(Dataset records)
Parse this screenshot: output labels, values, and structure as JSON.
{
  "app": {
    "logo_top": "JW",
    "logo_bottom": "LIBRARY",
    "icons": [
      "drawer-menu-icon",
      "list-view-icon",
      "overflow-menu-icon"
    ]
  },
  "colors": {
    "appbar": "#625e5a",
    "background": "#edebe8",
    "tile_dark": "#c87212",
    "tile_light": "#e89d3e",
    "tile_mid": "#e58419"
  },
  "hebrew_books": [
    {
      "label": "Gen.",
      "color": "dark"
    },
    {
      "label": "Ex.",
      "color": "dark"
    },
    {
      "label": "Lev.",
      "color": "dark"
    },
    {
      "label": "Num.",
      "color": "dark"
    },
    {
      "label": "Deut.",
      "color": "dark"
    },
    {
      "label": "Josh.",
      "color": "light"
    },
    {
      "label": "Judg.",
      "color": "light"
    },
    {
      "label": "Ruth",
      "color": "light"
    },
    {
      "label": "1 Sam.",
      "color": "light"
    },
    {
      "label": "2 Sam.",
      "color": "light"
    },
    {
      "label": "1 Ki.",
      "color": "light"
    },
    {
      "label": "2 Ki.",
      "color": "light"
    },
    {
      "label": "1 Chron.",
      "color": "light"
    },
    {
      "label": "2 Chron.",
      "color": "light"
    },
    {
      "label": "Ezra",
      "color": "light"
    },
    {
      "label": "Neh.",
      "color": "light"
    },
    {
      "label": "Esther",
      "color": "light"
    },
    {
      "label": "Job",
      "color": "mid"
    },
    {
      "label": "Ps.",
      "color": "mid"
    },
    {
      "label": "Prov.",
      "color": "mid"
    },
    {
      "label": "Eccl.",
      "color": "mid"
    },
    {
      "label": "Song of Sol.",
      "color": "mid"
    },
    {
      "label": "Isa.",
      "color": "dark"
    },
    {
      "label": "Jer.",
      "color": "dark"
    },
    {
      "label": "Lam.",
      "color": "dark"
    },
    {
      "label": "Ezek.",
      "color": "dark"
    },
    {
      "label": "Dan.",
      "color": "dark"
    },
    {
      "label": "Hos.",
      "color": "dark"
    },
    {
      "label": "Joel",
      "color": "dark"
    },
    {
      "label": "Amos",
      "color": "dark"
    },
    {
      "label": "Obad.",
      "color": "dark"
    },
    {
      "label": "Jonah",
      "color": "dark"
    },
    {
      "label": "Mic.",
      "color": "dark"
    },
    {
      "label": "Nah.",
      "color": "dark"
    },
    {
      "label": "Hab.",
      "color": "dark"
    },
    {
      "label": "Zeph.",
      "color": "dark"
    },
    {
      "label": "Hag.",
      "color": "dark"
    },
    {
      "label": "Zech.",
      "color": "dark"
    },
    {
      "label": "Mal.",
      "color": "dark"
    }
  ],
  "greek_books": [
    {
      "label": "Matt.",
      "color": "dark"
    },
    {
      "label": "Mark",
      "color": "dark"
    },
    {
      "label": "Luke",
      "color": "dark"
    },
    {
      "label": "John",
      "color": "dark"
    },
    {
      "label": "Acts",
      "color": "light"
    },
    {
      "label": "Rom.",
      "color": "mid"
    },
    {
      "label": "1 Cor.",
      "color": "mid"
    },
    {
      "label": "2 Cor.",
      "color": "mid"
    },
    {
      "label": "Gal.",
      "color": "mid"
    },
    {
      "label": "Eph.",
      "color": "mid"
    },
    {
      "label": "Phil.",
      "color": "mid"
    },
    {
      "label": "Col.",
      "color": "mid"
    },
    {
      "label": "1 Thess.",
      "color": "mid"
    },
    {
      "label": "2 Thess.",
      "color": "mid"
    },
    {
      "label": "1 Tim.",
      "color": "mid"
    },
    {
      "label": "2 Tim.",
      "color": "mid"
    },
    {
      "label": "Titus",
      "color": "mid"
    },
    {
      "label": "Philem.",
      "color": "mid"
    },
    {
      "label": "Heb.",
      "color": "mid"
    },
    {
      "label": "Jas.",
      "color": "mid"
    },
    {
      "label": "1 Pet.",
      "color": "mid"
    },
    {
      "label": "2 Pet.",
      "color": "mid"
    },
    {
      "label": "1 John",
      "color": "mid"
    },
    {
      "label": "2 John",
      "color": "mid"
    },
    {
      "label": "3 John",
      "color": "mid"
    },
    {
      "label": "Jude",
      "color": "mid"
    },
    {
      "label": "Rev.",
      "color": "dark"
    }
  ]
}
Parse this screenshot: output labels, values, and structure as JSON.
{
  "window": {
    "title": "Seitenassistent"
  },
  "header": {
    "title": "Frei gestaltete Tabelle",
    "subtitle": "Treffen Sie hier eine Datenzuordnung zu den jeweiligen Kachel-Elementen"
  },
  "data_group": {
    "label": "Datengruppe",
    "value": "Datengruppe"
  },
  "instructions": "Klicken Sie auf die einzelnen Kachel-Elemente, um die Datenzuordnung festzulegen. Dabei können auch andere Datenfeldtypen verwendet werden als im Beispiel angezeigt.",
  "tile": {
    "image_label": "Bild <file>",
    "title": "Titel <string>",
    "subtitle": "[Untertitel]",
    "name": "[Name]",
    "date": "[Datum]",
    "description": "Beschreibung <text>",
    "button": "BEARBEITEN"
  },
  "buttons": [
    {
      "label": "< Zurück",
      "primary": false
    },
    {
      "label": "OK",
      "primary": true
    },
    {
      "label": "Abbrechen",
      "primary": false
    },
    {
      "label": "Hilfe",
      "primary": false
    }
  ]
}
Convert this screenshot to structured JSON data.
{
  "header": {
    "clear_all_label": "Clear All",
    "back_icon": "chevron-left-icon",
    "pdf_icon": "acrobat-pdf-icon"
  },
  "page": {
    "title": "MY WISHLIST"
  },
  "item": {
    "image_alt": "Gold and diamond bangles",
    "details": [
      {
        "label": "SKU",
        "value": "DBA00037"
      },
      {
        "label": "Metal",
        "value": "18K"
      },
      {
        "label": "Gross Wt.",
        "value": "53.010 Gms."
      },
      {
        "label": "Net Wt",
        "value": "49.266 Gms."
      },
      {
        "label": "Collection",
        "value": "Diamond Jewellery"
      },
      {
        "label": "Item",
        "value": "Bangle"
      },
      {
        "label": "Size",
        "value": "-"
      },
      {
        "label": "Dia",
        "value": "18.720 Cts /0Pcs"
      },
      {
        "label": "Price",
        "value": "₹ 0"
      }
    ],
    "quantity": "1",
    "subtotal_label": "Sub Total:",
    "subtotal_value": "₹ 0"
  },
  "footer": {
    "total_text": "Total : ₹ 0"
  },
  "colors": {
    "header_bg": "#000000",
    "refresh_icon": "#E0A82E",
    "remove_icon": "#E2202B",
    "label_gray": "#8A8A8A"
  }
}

▶ Challenge: Restate every entry word for word.

▶ Solution to this task:
Parse this screenshot: output labels, values, and structure as JSON.
{
  "app": {
    "logo_top": "JW",
    "logo_bottom": "LIBRARY",
    "icons": [
      "drawer-menu-icon",
      "list-view-icon",
      "overflow-menu-icon"
    ]
  },
  "colors": {
    "appbar": "#625e5a",
    "background": "#edebe8",
    "tile_dark": "#c87212",
    "tile_light": "#e89d3e",
    "tile_mid": "#e58419"
  },
  "hebrew_books": [
    {
      "label": "Gen.",
      "color": "dark"
    },
    {
      "label": "Ex.",
      "color": "dark"
    },
    {
      "label": "Lev.",
      "color": "dark"
    },
    {
      "label": "Num.",
      "color": "dark"
    },
    {
      "label": "Deut.",
      "color": "dark"
    },
    {
      "label": "Josh.",
      "color": "light"
    },
    {
      "label": "Judg.",
      "color": "light"
    },
    {
      "label": "Ruth",
      "color": "light"
    },
    {
      "label": "1 Sam.",
      "color": "light"
    },
    {
      "label": "2 Sam.",
      "color": "light"
    },
    {
      "label": "1 Ki.",
      "color": "light"
    },
    {
      "label": "2 Ki.",
      "color": "light"
    },
    {
      "label": "1 Chron.",
      "color": "light"
    },
    {
      "label": "2 Chron.",
      "color": "light"
    },
    {
      "label": "Ezra",
      "color": "light"
    },
    {
      "label": "Neh.",
      "color": "light"
    },
    {
      "label": "Esther",
      "color": "light"
    },
    {
      "label": "Job",
      "color": "mid"
    },
    {
      "label": "Ps.",
      "color": "mid"
    },
    {
      "label": "Prov.",
      "color": "mid"
    },
    {
      "label": "Eccl.",
      "color": "mid"
    },
    {
      "label": "Song of Sol.",
      "color": "mid"
    },
    {
      "label": "Isa.",
      "color": "dark"
    },
    {
      "label": "Jer.",
      "color": "dark"
    },
    {
      "label": "Lam.",
      "color": "dark"
    },
    {
      "label": "Ezek.",
      "color": "dark"
    },
    {
      "label": "Dan.",
      "color": "dark"
    },
    {
      "label": "Hos.",
      "color": "dark"
    },
    {
      "label": "Joel",
      "color": "dark"
    },
    {
      "label": "Amos",
      "color": "dark"
    },
    {
      "label": "Obad.",
      "color": "dark"
    },
    {
      "label": "Jonah",
      "color": "dark"
    },
    {
      "label": "Mic.",
      "color": "dark"
    },
    {
      "label": "Nah.",
      "color": "dark"
    },
    {
      "label": "Hab.",
      "color": "dark"
    },
    {
      "label": "Zeph.",
      "color": "dark"
    },
    {
      "label": "Hag.",
      "color": "dark"
    },
    {
      "label": "Zech.",
      "color": "dark"
    },
    {
      "label": "Mal.",
      "color": "dark"
    }
  ],
  "greek_books": [
    {
      "label": "Matt.",
      "color": "dark"
    },
    {
      "label": "Mark",
      "color": "dark"
    },
    {
      "label": "Luke",
      "color": "dark"
    },
    {
      "label": "John",
      "color": "dark"
    },
    {
      "label": "Acts",
      "color": "light"
    },
    {
      "label": "Rom.",
      "color": "mid"
    },
    {
      "label": "1 Cor.",
      "color": "mid"
    },
    {
      "label": "2 Cor.",
      "color": "mid"
    },
    {
      "label": "Gal.",
      "color": "mid"
    },
    {
      "label": "Eph.",
      "color": "mid"
    },
    {
      "label": "Phil.",
      "color": "mid"
    },
    {
      "label": "Col.",
      "color": "mid"
    },
    {
      "label": "1 Thess.",
      "color": "mid"
    },
    {
      "label": "2 Thess.",
      "color": "mid"
    },
    {
      "label": "1 Tim.",
      "color": "mid"
    },
    {
      "label": "2 Tim.",
      "color": "mid"
    },
    {
      "label": "Titus",
      "color": "mid"
    },
    {
      "label": "Philem.",
      "color": "mid"
    },
    {
      "label": "Heb.",
      "color": "mid"
    },
    {
      "label": "Jas.",
      "color": "mid"
    },
    {
      "label": "1 Pet.",
      "color": "mid"
    },
    {
      "label": "2 Pet.",
      "color": "mid"
    },
    {
      "label": "1 John",
      "color": "mid"
    },
    {
      "label": "2 John",
      "color": "mid"
    },
    {
      "label": "3 John",
      "color": "mid"
    },
    {
      "label": "Jude",
      "color": "mid"
    },
    {
      "label": "Rev.",
      "color": "dark"
    }
  ]
}
Parse this screenshot: output labels, values, and structure as JSON.
{
  "window": {
    "title": "Seitenassistent"
  },
  "header": {
    "title": "Frei gestaltete Tabelle",
    "subtitle": "Treffen Sie hier eine Datenzuordnung zu den jeweiligen Kachel-Elementen"
  },
  "data_group": {
    "label": "Datengruppe",
    "value": "Datengruppe"
  },
  "instructions": "Klicken Sie auf die einzelnen Kachel-Elemente, um die Datenzuordnung festzulegen. Dabei können auch andere Datenfeldtypen verwendet werden als im Beispiel angezeigt.",
  "tile": {
    "image_label": "Bild <file>",
    "title": "Titel <string>",
    "subtitle": "[Untertitel]",
    "name": "[Name]",
    "date": "[Datum]",
    "description": "Beschreibung <text>",
    "button": "BEARBEITEN"
  },
  "buttons": [
    {
      "label": "< Zurück",
      "primary": false
    },
    {
      "label": "OK",
      "primary": true
    },
    {
      "label": "Abbrechen",
      "primary": false
    },
    {
      "label": "Hilfe",
      "primary": false
    }
  ]
}
Convert this screenshot to structured JSON data.
{
  "header": {
    "clear_all_label": "Clear All",
    "back_icon": "chevron-left-icon",
    "pdf_icon": "acrobat-pdf-icon"
  },
  "page": {
    "title": "MY WISHLIST"
  },
  "item": {
    "image_alt": "Gold and diamond bangles",
    "details": [
      {
        "label": "SKU",
        "value": "DBA00037"
      },
      {
        "label": "Metal",
        "value": "18K"
      },
      {
        "label": "Gross Wt.",
        "value": "53.010 Gms."
      },
      {
        "label": "Net Wt",
        "value": "49.266 Gms."
      },
      {
        "label": "Collection",
        "value": "Diamond Jewellery"
      },
      {
        "label": "Item",
        "value": "Bangle"
      },
      {
        "label": "Size",
        "value": "-"
      },
      {
        "label": "Dia",
        "value": "18.720 Cts /0Pcs"
      },
      {
        "label": "Price",
        "value": "₹ 0"
      }
    ],
    "quantity": "1",
    "subtotal_label": "Sub Total:",
    "subtotal_value": "₹ 0"
  },
  "footer": {
    "total_text": "Total : ₹ 0"
  },
  "colors": {
    "header_bg": "#000000",
    "refresh_icon": "#E0A82E",
    "remove_icon": "#E2202B",
    "label_gray": "#8A8A8A"
  }
}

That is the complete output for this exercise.